### Extracted records
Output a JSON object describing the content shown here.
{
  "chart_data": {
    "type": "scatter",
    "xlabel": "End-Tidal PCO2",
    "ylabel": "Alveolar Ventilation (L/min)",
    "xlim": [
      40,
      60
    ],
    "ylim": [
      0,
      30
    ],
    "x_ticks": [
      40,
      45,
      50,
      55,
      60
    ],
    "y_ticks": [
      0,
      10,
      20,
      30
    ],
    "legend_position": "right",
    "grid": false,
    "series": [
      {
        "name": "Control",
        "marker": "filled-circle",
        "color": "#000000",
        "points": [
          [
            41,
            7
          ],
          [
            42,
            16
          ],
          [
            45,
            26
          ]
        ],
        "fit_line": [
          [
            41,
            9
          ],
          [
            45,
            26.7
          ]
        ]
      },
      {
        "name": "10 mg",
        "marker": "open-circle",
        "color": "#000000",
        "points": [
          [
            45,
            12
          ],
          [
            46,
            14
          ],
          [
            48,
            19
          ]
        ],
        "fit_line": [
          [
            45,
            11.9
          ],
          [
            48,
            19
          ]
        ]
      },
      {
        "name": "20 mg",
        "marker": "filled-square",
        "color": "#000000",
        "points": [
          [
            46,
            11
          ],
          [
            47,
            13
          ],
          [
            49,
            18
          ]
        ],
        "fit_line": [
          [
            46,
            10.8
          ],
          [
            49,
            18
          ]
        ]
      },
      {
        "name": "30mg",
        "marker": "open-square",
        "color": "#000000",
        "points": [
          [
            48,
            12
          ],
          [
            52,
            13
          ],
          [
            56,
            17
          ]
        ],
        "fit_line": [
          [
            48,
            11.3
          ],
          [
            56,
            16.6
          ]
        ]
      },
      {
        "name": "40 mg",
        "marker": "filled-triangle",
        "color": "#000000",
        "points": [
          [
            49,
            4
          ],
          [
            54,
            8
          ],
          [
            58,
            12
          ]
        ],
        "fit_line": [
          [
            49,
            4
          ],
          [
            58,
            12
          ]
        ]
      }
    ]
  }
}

### Stated task
Take the entries above and copy them out exactly.

### Result of this exercise
Output a JSON object describing the content shown here.
{
  "chart_data": {
    "type": "scatter",
    "xlabel": "End-Tidal PCO2",
    "ylabel": "Alveolar Ventilation (L/min)",
    "xlim": [
      40,
      60
    ],
    "ylim": [
      0,
      30
    ],
    "x_ticks": [
      40,
      45,
      50,
      55,
      60
    ],
    "y_ticks": [
      0,
      10,
      20,
      30
    ],
    "legend_position": "right",
    "grid": false,
    "series": [
      {
        "name": "Control",
        "marker": "filled-circle",
        "color": "#000000",
        "points": [
          [
            41,
            7
          ],
          [
            42,
            16
          ],
          [
            45,
            26
          ]
        ],
        "fit_line": [
          [
            41,
            9
          ],
          [
            45,
            26.7
          ]
        ]
      },
      {
        "name": "10 mg",
        "marker": "open-circle",
        "color": "#000000",
        "points": [
          [
            45,
            12
          ],
          [
            46,
            14
          ],
          [
            48,
            19
          ]
        ],
        "fit_line": [
          [
            45,
            11.9
          ],
          [
            48,
            19
          ]
        ]
      },
      {
        "name": "20 mg",
        "marker": "filled-square",
        "color": "#000000",
        "points": [
          [
            46,
            11
          ],
          [
            47,
            13
          ],
          [
            49,
            18
          ]
        ],
        "fit_line": [
          [
            46,
            10.8
          ],
          [
            49,
            18
          ]
        ]
      },
      {
        "name": "30mg",
        "marker": "open-square",
        "color": "#000000",
        "points": [
          [
            48,
            12
          ],
          [
            52,
            13
          ],
          [
            56,
            17
          ]
        ],
        "fit_line": [
          [
            48,
            11.3
          ],
          [
            56,
            16.6
          ]
        ]
      },
      {
        "name": "40 mg",
        "marker": "filled-triangle",
        "color": "#000000",
        "points": [
          [
            49,
            4
          ],
          [
            54,
            8
          ],
          [
            58,
            12
          ]
        ],
        "fit_line": [
          [
            49,
            4
          ],
          [
            58,
            12
          ]
        ]
      }
    ]
  }
}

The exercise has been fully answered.